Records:

--*--

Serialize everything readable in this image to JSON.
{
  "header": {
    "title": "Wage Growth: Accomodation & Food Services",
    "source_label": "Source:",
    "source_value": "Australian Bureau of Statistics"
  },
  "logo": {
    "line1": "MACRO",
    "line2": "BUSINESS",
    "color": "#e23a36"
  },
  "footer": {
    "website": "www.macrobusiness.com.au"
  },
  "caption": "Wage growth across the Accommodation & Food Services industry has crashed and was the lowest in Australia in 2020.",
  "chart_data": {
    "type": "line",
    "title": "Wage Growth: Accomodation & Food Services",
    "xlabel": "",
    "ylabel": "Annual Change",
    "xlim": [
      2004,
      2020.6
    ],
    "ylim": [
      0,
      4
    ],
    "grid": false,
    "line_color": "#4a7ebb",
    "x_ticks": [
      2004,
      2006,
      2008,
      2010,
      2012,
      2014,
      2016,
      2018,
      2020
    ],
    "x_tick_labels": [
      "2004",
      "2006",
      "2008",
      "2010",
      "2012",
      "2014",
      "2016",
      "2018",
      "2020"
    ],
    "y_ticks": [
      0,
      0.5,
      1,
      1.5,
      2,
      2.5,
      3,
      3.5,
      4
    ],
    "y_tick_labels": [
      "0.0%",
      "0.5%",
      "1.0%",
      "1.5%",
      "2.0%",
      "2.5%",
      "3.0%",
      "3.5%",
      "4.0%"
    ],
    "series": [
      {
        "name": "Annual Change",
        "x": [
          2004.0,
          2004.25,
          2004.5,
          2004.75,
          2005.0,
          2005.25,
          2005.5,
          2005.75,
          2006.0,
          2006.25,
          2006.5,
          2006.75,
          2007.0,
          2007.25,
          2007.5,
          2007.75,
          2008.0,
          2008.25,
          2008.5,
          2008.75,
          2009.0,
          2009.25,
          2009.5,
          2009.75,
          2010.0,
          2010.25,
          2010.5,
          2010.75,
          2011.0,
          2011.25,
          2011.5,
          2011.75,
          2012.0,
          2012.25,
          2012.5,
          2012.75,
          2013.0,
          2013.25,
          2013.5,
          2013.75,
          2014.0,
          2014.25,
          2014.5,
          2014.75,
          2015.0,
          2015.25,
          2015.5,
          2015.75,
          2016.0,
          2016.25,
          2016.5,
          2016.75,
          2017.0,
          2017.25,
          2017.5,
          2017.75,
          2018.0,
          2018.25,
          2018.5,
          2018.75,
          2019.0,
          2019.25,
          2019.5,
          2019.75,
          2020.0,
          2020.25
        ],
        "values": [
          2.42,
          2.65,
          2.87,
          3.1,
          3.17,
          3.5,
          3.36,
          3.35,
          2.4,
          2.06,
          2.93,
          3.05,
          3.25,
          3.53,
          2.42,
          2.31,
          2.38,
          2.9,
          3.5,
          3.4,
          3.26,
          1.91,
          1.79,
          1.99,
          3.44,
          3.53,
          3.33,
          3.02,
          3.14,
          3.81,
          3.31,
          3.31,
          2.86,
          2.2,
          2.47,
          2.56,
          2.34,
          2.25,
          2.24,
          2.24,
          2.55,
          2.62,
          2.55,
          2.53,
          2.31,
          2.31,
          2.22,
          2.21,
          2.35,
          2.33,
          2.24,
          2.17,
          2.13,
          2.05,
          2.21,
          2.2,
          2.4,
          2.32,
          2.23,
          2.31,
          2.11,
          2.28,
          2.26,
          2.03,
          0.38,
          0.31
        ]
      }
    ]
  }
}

--*--

> _Short problem_
Select every line where the word "Change" occurs.

> _Exercise output_
    "ylabel": "Annual Change",
        "name": "Annual Change",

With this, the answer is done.